■ Your goal ■
Skip every image and restate the data word for word.

■ Input rows ■
Start
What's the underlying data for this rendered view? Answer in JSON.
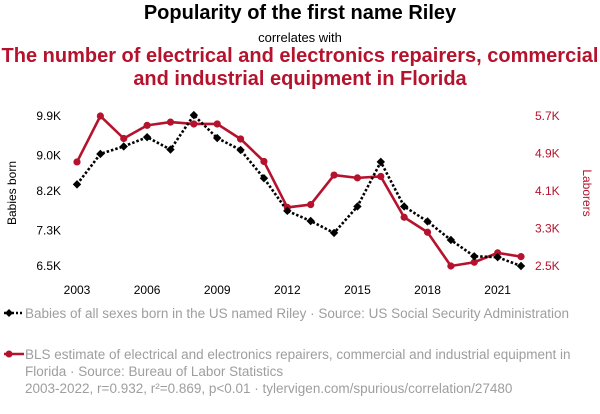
{
  "header": {
    "title": "Popularity of the first name Riley",
    "connector": "correlates with",
    "subtitle": "The number of electrical and electronics repairers, commercial and industrial equipment in Florida"
  },
  "legend": {
    "series1": "Babies of all sexes born in the US named Riley · Source: US Social Security Administration",
    "series2": "BLS estimate of electrical and electronics repairers, commercial and industrial equipment in Florida · Source: Bureau of Labor Statistics"
  },
  "footer": "2003-2022, r=0.932, r²=0.869, p<0.01 · tylervigen.com/spurious/correlation/27480",
  "colors": {
    "series1": "#000000",
    "series2": "#b5132d",
    "axis_left": "#000000",
    "axis_right": "#b5132d"
  },
  "chart_data": {
    "type": "line",
    "x": [
      2003,
      2004,
      2005,
      2006,
      2007,
      2008,
      2009,
      2010,
      2011,
      2012,
      2013,
      2014,
      2015,
      2016,
      2017,
      2018,
      2019,
      2020,
      2021,
      2022
    ],
    "x_ticks": [
      2003,
      2006,
      2009,
      2012,
      2015,
      2018,
      2021
    ],
    "xlim": [
      2003,
      2022
    ],
    "ylabel_left": "Babies born",
    "ylabel_right": "Laborers",
    "ylim_left": [
      6500,
      9900
    ],
    "ylim_right": [
      2500,
      5700
    ],
    "yticks_left": [
      {
        "value": 6500,
        "label": "6.5K"
      },
      {
        "value": 7300,
        "label": "7.3K"
      },
      {
        "value": 8200,
        "label": "8.2K"
      },
      {
        "value": 9000,
        "label": "9.0K"
      },
      {
        "value": 9900,
        "label": "9.9K"
      }
    ],
    "yticks_right": [
      {
        "value": 2500,
        "label": "2.5K"
      },
      {
        "value": 3300,
        "label": "3.3K"
      },
      {
        "value": 4100,
        "label": "4.1K"
      },
      {
        "value": 4900,
        "label": "4.9K"
      },
      {
        "value": 5700,
        "label": "5.7K"
      }
    ],
    "grid": false,
    "series": [
      {
        "axis": "left",
        "style": "dotted",
        "marker": "diamond",
        "values": [
          8350,
          9040,
          9210,
          9420,
          9140,
          9920,
          9400,
          9130,
          8490,
          7750,
          7520,
          7250,
          7850,
          8860,
          7850,
          7510,
          7090,
          6720,
          6700,
          6500
        ]
      },
      {
        "axis": "right",
        "style": "solid",
        "marker": "circle",
        "values": [
          4720,
          5700,
          5220,
          5500,
          5570,
          5530,
          5530,
          5210,
          4730,
          3750,
          3810,
          4440,
          4380,
          4410,
          3540,
          3220,
          2500,
          2580,
          2780,
          2700
        ]
      }
    ]
  }
}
End
■ Solution to the exercise ■
What's the underlying data for this rendered view? Answer in JSON.
{
  "header": {
    "title": "Popularity of the first name Riley",
    "connector": "correlates with",
    "subtitle": "The number of electrical and electronics repairers, commercial and industrial equipment in Florida"
  },
  "legend": {
    "series1": "Babies of all sexes born in the US named Riley · Source: US Social Security Administration",
    "series2": "BLS estimate of electrical and electronics repairers, commercial and industrial equipment in Florida · Source: Bureau of Labor Statistics"
  },
  "footer": "2003-2022, r=0.932, r²=0.869, p<0.01 · tylervigen.com/spurious/correlation/27480",
  "colors": {
    "series1": "#000000",
    "series2": "#b5132d",
    "axis_left": "#000000",
    "axis_right": "#b5132d"
  },
  "chart_data": {
    "type": "line",
    "x": [
      2003,
      2004,
      2005,
      2006,
      2007,
      2008,
      2009,
      2010,
      2011,
      2012,
      2013,
      2014,
      2015,
      2016,
      2017,
      2018,
      2019,
      2020,
      2021,
      2022
    ],
    "x_ticks": [
      2003,
      2006,
      2009,
      2012,
      2015,
      2018,
      2021
    ],
    "xlim": [
      2003,
      2022
    ],
    "ylabel_left": "Babies born",
    "ylabel_right": "Laborers",
    "ylim_left": [
      6500,
      9900
    ],
    "ylim_right": [
      2500,
      5700
    ],
    "yticks_left": [
      {
        "value": 6500,
        "label": "6.5K"
      },
      {
        "value": 7300,
        "label": "7.3K"
      },
      {
        "value": 8200,
        "label": "8.2K"
      },
      {
        "value": 9000,
        "label": "9.0K"
      },
      {
        "value": 9900,
        "label": "9.9K"
      }
    ],
    "yticks_right": [
      {
        "value": 2500,
        "label": "2.5K"
      },
      {
        "value": 3300,
        "label": "3.3K"
      },
      {
        "value": 4100,
        "label": "4.1K"
      },
      {
        "value": 4900,
        "label": "4.9K"
      },
      {
        "value": 5700,
        "label": "5.7K"
      }
    ],
    "grid": false,
    "series": [
      {
        "axis": "left",
        "style": "dotted",
        "marker": "diamond",
        "values": [
          8350,
          9040,
          9210,
          9420,
          9140,
          9920,
          9400,
          9130,
          8490,
          7750,
          7520,
          7250,
          7850,
          8860,
          7850,
          7510,
          7090,
          6720,
          6700,
          6500
        ]
      },
      {
        "axis": "right",
        "style": "solid",
        "marker": "circle",
        "values": [
          4720,
          5700,
          5220,
          5500,
          5570,
          5530,
          5530,
          5210,
          4730,
          3750,
          3810,
          4440,
          4380,
          4410,
          3540,
          3220,
          2500,
          2580,
          2780,
          2700
        ]
      }
    ]
  }
}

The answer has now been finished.